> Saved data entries
********

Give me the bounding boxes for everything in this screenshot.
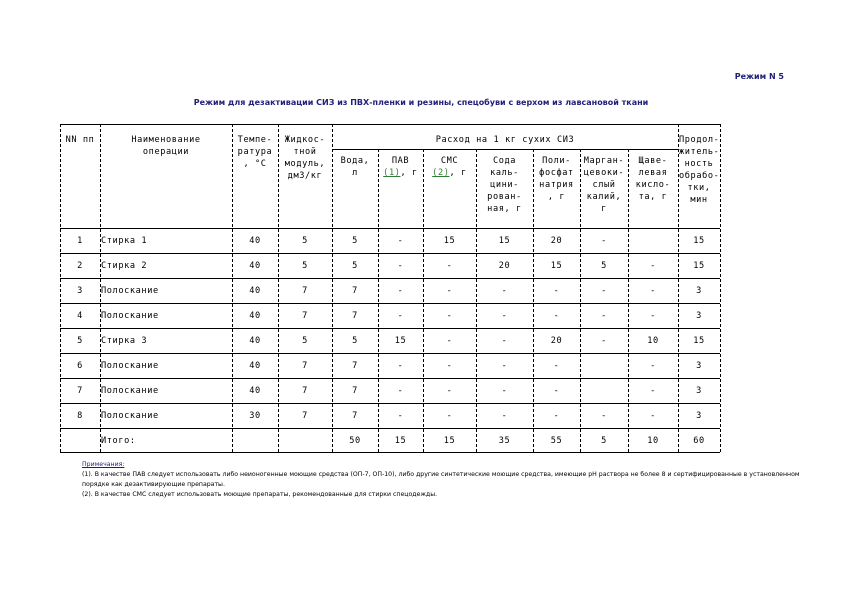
table-total-row-perm: 5 [601, 436, 607, 446]
header-oxalic-acid: Щаве- левая кисло- та, г [635, 156, 671, 202]
table-row-sms: - [446, 311, 453, 321]
table-row-water: 7 [352, 386, 358, 396]
table-row-perm: - [601, 336, 607, 346]
table-row-pav: - [397, 261, 404, 271]
table-row-pav: - [397, 361, 404, 371]
table-total-row-oxalic: 10 [647, 436, 659, 446]
table-row-water: 7 [352, 361, 358, 371]
table-row-name: Стирка 2 [101, 261, 148, 271]
header-sms-label: СМС [440, 156, 459, 166]
footnote-2-link[interactable]: (2) [432, 168, 450, 178]
table-row-temp: 40 [249, 386, 261, 396]
table-row-poly: - [553, 386, 560, 396]
table-rule [60, 428, 720, 429]
table-row-temp: 40 [249, 311, 261, 321]
table-row-name: Стирка 3 [101, 336, 148, 346]
table-row-pav: - [397, 311, 404, 321]
table-row-temp: 40 [249, 336, 261, 346]
table-row-temp: 40 [249, 286, 261, 296]
table-row-name: Полоскание [101, 361, 159, 371]
notes-heading: Примечания: [82, 461, 125, 468]
table-row-soda: - [501, 311, 508, 321]
table-row-oxalic: - [650, 361, 656, 371]
table-row-pav: - [397, 286, 404, 296]
table-row-oxalic: - [650, 261, 656, 271]
table-row-temp: 40 [249, 236, 261, 246]
table-row-temp: 30 [249, 411, 261, 421]
table-row-poly: - [553, 286, 560, 296]
table-rule [60, 353, 720, 354]
table-row-oxalic: 10 [647, 336, 659, 346]
table-row-perm: - [601, 236, 607, 246]
table-row-nn: 3 [77, 286, 83, 296]
table-row-liquid: 7 [302, 286, 308, 296]
header-pav-label: ПАВ [391, 156, 410, 166]
header-permanganate: Марган- цевоки- слый калий, г [583, 156, 625, 214]
table-row-water: 7 [352, 411, 358, 421]
header-pav [379, 155, 422, 179]
table-row-sms: - [446, 286, 453, 296]
table-row-liquid: 7 [302, 361, 308, 371]
table-row-nn: 5 [77, 336, 83, 346]
table-row-duration: 15 [693, 336, 705, 346]
table-row-poly: 20 [550, 236, 563, 246]
table-row-poly: - [553, 361, 560, 371]
header-nn: NN пп [65, 135, 95, 145]
table-row-soda: - [501, 386, 508, 396]
note-2: (2). В качестве СМС следует использовать моющие препараты, рекомендованные для стирки спецодежды. [82, 491, 438, 498]
table-column-rule [378, 149, 379, 452]
table-row-perm: - [601, 411, 607, 421]
table-column-rule [423, 149, 424, 452]
table-row-poly: - [553, 411, 560, 421]
table-rule [60, 228, 720, 229]
table-row-sms: - [446, 386, 453, 396]
regime-number: Режим N 5 [734, 72, 784, 81]
table-rule [60, 124, 720, 125]
table-rule [332, 149, 678, 150]
table-row-pav: - [397, 386, 404, 396]
table-row-pav: - [397, 411, 404, 421]
table-rule [60, 452, 720, 453]
table-row-duration: 15 [693, 261, 705, 271]
table-rule [60, 403, 720, 404]
table-row-soda: 15 [498, 236, 511, 246]
table-rule [60, 378, 720, 379]
table-row-oxalic: - [650, 411, 656, 421]
table-row-sms: - [446, 361, 453, 371]
table-row-temp: 40 [249, 261, 261, 271]
table-row-duration: 3 [696, 386, 702, 396]
table-row-name: Стирка 1 [101, 236, 148, 246]
header-polyphosphate: Поли- фосфат натрия , г [539, 156, 574, 202]
table-row-pav: 15 [394, 336, 407, 346]
header-sms-unit: , г [449, 168, 467, 178]
table-row-duration: 3 [696, 411, 702, 421]
table-row-perm: 5 [601, 261, 607, 271]
table-row-oxalic: - [650, 311, 656, 321]
table-rule [60, 253, 720, 254]
table-row-name: Полоскание [101, 411, 159, 421]
note-1: (1). В качестве ПАВ следует использовать либо неионогенные моющие средства (ОП-7, ОП-10), либо другие синтетические моющие средства, имеющие pH раствора не более 8 и сертифицированные в установленном порядке как дезактивирующие препараты. [82, 471, 800, 488]
table-row-sms: - [446, 411, 453, 421]
table-row-perm: - [601, 286, 607, 296]
table-row-oxalic: - [650, 386, 656, 396]
footnote-1-link[interactable]: (1) [383, 168, 401, 178]
header-soda: Сода каль- цини- рован- ная, г [487, 156, 522, 214]
table-rule [60, 278, 720, 279]
table-row-liquid: 5 [302, 236, 308, 246]
table-row-nn: 7 [77, 386, 83, 396]
table-row-duration: 3 [696, 361, 702, 371]
table-row-soda: - [501, 336, 508, 346]
header-operation-name: Наименование операции [131, 135, 201, 157]
table-row-duration: 3 [696, 286, 702, 296]
table-row-liquid: 7 [302, 411, 308, 421]
table-row-sms: - [446, 261, 453, 271]
table-row-nn: 2 [77, 261, 83, 271]
header-consumption-group: Расход на 1 кг сухих СИЗ [435, 135, 575, 145]
table-row-pav: - [397, 236, 404, 246]
table-row-name: Полоскание [101, 311, 159, 321]
table-row-water: 5 [352, 236, 358, 246]
table-total-row-water: 50 [349, 436, 361, 446]
table-row-name: Полоскание [101, 286, 159, 296]
table-row-liquid: 5 [302, 261, 308, 271]
table-row-nn: 1 [77, 236, 83, 246]
table-total-row-soda: 35 [498, 436, 511, 446]
notes-block [60, 460, 800, 500]
header-sms [424, 155, 475, 179]
table-total-row-sms: 15 [443, 436, 456, 446]
table-row-duration: 3 [696, 311, 702, 321]
header-liquid-module: Жидкос- тной модуль, дм3/кг [284, 135, 326, 181]
table-row-oxalic: - [650, 286, 656, 296]
table-row-poly: 15 [550, 261, 563, 271]
table-row-name: Полоскание [101, 386, 159, 396]
table-row-water: 7 [352, 286, 358, 296]
table-total-row-name: Итого: [101, 436, 136, 446]
table-row-soda: 20 [498, 261, 511, 271]
table-row-nn: 4 [77, 311, 83, 321]
table-row-liquid: 7 [302, 386, 308, 396]
decontamination-table [60, 122, 720, 452]
table-row-liquid: 5 [302, 336, 308, 346]
table-row-nn: 6 [77, 361, 83, 371]
table-row-sms: - [446, 336, 453, 346]
header-temperature: Темпе- ратура , °С [237, 135, 273, 169]
table-total-row-poly: 55 [550, 436, 563, 446]
table-row-water: 5 [352, 261, 358, 271]
table-row-sms: 15 [443, 236, 456, 246]
table-row-perm: - [601, 311, 607, 321]
table-row-nn: 8 [77, 411, 83, 421]
table-total-row-pav: 15 [394, 436, 407, 446]
table-row-poly: 20 [550, 336, 563, 346]
table-row-soda: - [501, 286, 508, 296]
header-water: Вода, л [340, 156, 370, 178]
table-row-soda: - [501, 361, 508, 371]
table-row-liquid: 7 [302, 311, 308, 321]
table-row-duration: 15 [693, 236, 705, 246]
header-duration: Продол- житель- ность обрабо- тки, мин [679, 135, 720, 205]
table-row-poly: - [553, 311, 560, 321]
document-title: Режим для дезактивации СИЗ из ПВХ-пленки и резины, спецобуви с верхом из лавсановой ткани [193, 98, 649, 107]
table-rule [60, 328, 720, 329]
header-pav-unit: , г [400, 168, 418, 178]
table-row-soda: - [501, 411, 508, 421]
table-row-water: 5 [352, 336, 358, 346]
table-row-water: 7 [352, 311, 358, 321]
table-column-rule [720, 124, 721, 452]
table-total-row-duration: 60 [693, 436, 705, 446]
table-row-temp: 40 [249, 361, 261, 371]
table-rule [60, 303, 720, 304]
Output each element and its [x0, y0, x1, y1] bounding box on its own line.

********

> REQUIRED TASK
Reproduce every one of the records above line for line, without changing anything, and leave the pictures out.

> WORKED SOLUTION
Give me the bounding boxes for everything in this screenshot.
table-total-row-perm: 5 [601, 436, 607, 446]
header-oxalic-acid: Щаве- левая кисло- та, г [635, 156, 671, 202]
table-row-sms: - [446, 311, 453, 321]
table-row-water: 7 [352, 386, 358, 396]
table-row-perm: - [601, 336, 607, 346]
table-row-pav: - [397, 261, 404, 271]
table-row-pav: - [397, 361, 404, 371]
table-total-row-oxalic: 10 [647, 436, 659, 446]
table-row-water: 7 [352, 361, 358, 371]
table-row-name: Стирка 2 [101, 261, 148, 271]
header-sms-label: СМС [440, 156, 459, 166]
footnote-2-link[interactable]: (2) [432, 168, 450, 178]
table-row-temp: 40 [249, 386, 261, 396]
table-row-poly: - [553, 386, 560, 396]
table-rule [60, 428, 720, 429]
table-row-temp: 40 [249, 311, 261, 321]
table-row-name: Стирка 3 [101, 336, 148, 346]
table-row-pav: - [397, 311, 404, 321]
table-row-temp: 40 [249, 336, 261, 346]
table-row-temp: 40 [249, 286, 261, 296]
table-row-name: Полоскание [101, 361, 159, 371]
notes-heading: Примечания: [82, 461, 125, 468]
table-row-soda: - [501, 311, 508, 321]
table-row-oxalic: - [650, 361, 656, 371]
table-row-pav: - [397, 286, 404, 296]
table-row-oxalic: - [650, 261, 656, 271]
table-row-temp: 40 [249, 236, 261, 246]
table-row-temp: 30 [249, 411, 261, 421]
table-row-poly: - [553, 286, 560, 296]
table-rule [60, 353, 720, 354]
table-row-oxalic: 10 [647, 336, 659, 346]
table-row-perm: - [601, 236, 607, 246]
table-row-nn: 3 [77, 286, 83, 296]
table-row-liquid: 7 [302, 286, 308, 296]
header-pav-label: ПАВ [391, 156, 410, 166]
header-permanganate: Марган- цевоки- слый калий, г [583, 156, 625, 214]
table-row-water: 7 [352, 411, 358, 421]
header-pav [379, 155, 422, 179]
table-row-sms: - [446, 286, 453, 296]
table-row-liquid: 7 [302, 361, 308, 371]
table-row-nn: 5 [77, 336, 83, 346]
table-row-duration: 15 [693, 336, 705, 346]
table-row-poly: 20 [550, 236, 563, 246]
table-row-poly: - [553, 361, 560, 371]
header-nn: NN пп [65, 135, 95, 145]
table-row-soda: - [501, 386, 508, 396]
note-2: (2). В качестве СМС следует использовать моющие препараты, рекомендованные для стирки спецодежды. [82, 491, 438, 498]
table-column-rule [378, 149, 379, 452]
table-row-perm: - [601, 411, 607, 421]
table-column-rule [423, 149, 424, 452]
table-row-poly: - [553, 411, 560, 421]
table-rule [60, 228, 720, 229]
table-row-sms: - [446, 386, 453, 396]
regime-number: Режим N 5 [734, 72, 784, 81]
table-rule [60, 124, 720, 125]
table-rule [332, 149, 678, 150]
table-row-pav: - [397, 386, 404, 396]
table-row-pav: - [397, 411, 404, 421]
table-rule [60, 452, 720, 453]
table-row-duration: 15 [693, 261, 705, 271]
table-rule [60, 403, 720, 404]
table-row-soda: 15 [498, 236, 511, 246]
table-rule [60, 378, 720, 379]
table-row-oxalic: - [650, 411, 656, 421]
table-row-sms: - [446, 361, 453, 371]
table-row-temp: 40 [249, 261, 261, 271]
table-row-duration: 3 [696, 386, 702, 396]
table-row-name: Стирка 1 [101, 236, 148, 246]
header-polyphosphate: Поли- фосфат натрия , г [539, 156, 574, 202]
table-row-pav: 15 [394, 336, 407, 346]
header-sms-unit: , г [449, 168, 467, 178]
table-row-duration: 3 [696, 411, 702, 421]
table-row-perm: 5 [601, 261, 607, 271]
table-row-oxalic: - [650, 311, 656, 321]
table-rule [60, 253, 720, 254]
table-row-name: Полоскание [101, 411, 159, 421]
note-1: (1). В качестве ПАВ следует использовать либо неионогенные моющие средства (ОП-7, ОП-10), либо другие синтетические моющие средства, имеющие pH раствора не более 8 и сертифицированные в установленном порядке как дезактивирующие препараты. [82, 471, 800, 488]
table-row-sms: - [446, 411, 453, 421]
table-row-perm: - [601, 286, 607, 296]
table-row-oxalic: - [650, 386, 656, 396]
footnote-1-link[interactable]: (1) [383, 168, 401, 178]
header-soda: Сода каль- цини- рован- ная, г [487, 156, 522, 214]
table-rule [60, 278, 720, 279]
table-row-liquid: 5 [302, 236, 308, 246]
table-row-nn: 7 [77, 386, 83, 396]
table-row-duration: 3 [696, 361, 702, 371]
table-row-soda: - [501, 336, 508, 346]
header-operation-name: Наименование операции [131, 135, 201, 157]
table-row-duration: 3 [696, 286, 702, 296]
table-row-liquid: 7 [302, 411, 308, 421]
table-row-sms: - [446, 261, 453, 271]
table-row-nn: 2 [77, 261, 83, 271]
header-consumption-group: Расход на 1 кг сухих СИЗ [435, 135, 575, 145]
table-row-pav: - [397, 236, 404, 246]
table-row-name: Полоскание [101, 311, 159, 321]
table-row-water: 5 [352, 236, 358, 246]
table-total-row-water: 50 [349, 436, 361, 446]
table-row-name: Полоскание [101, 286, 159, 296]
table-row-liquid: 5 [302, 261, 308, 271]
table-row-nn: 1 [77, 236, 83, 246]
table-total-row-soda: 35 [498, 436, 511, 446]
notes-block [60, 460, 800, 500]
header-sms [424, 155, 475, 179]
table-total-row-sms: 15 [443, 436, 456, 446]
table-row-duration: 3 [696, 311, 702, 321]
header-liquid-module: Жидкос- тной модуль, дм3/кг [284, 135, 326, 181]
table-row-oxalic: - [650, 286, 656, 296]
table-row-poly: 15 [550, 261, 563, 271]
table-row-name: Полоскание [101, 386, 159, 396]
table-row-water: 7 [352, 286, 358, 296]
table-total-row-name: Итого: [101, 436, 136, 446]
table-row-soda: 20 [498, 261, 511, 271]
table-row-nn: 4 [77, 311, 83, 321]
table-row-liquid: 7 [302, 386, 308, 396]
decontamination-table [60, 122, 720, 452]
table-row-liquid: 5 [302, 336, 308, 346]
table-row-nn: 6 [77, 361, 83, 371]
table-row-sms: - [446, 336, 453, 346]
header-temperature: Темпе- ратура , °С [237, 135, 273, 169]
table-total-row-poly: 55 [550, 436, 563, 446]
table-row-water: 5 [352, 261, 358, 271]
table-row-sms: 15 [443, 236, 456, 246]
table-row-perm: - [601, 311, 607, 321]
table-row-nn: 8 [77, 411, 83, 421]
table-total-row-pav: 15 [394, 436, 407, 446]
table-row-poly: 20 [550, 336, 563, 346]
table-row-soda: - [501, 286, 508, 296]
header-water: Вода, л [340, 156, 370, 178]
table-row-soda: - [501, 361, 508, 371]
table-row-liquid: 7 [302, 311, 308, 321]
table-row-duration: 15 [693, 236, 705, 246]
header-duration: Продол- житель- ность обрабо- тки, мин [679, 135, 720, 205]
table-row-poly: - [553, 311, 560, 321]
document-title: Режим для дезактивации СИЗ из ПВХ-пленки и резины, спецобуви с верхом из лавсановой ткани [193, 98, 649, 107]
table-rule [60, 328, 720, 329]
header-pav-unit: , г [400, 168, 418, 178]
table-row-soda: - [501, 411, 508, 421]
table-row-water: 5 [352, 336, 358, 346]
table-row-water: 7 [352, 311, 358, 321]
table-column-rule [720, 124, 721, 452]
table-total-row-duration: 60 [693, 436, 705, 446]
table-row-temp: 40 [249, 361, 261, 371]
table-rule [60, 303, 720, 304]
Output each element and its [x0, y0, x1, y1] bounding box on its own line.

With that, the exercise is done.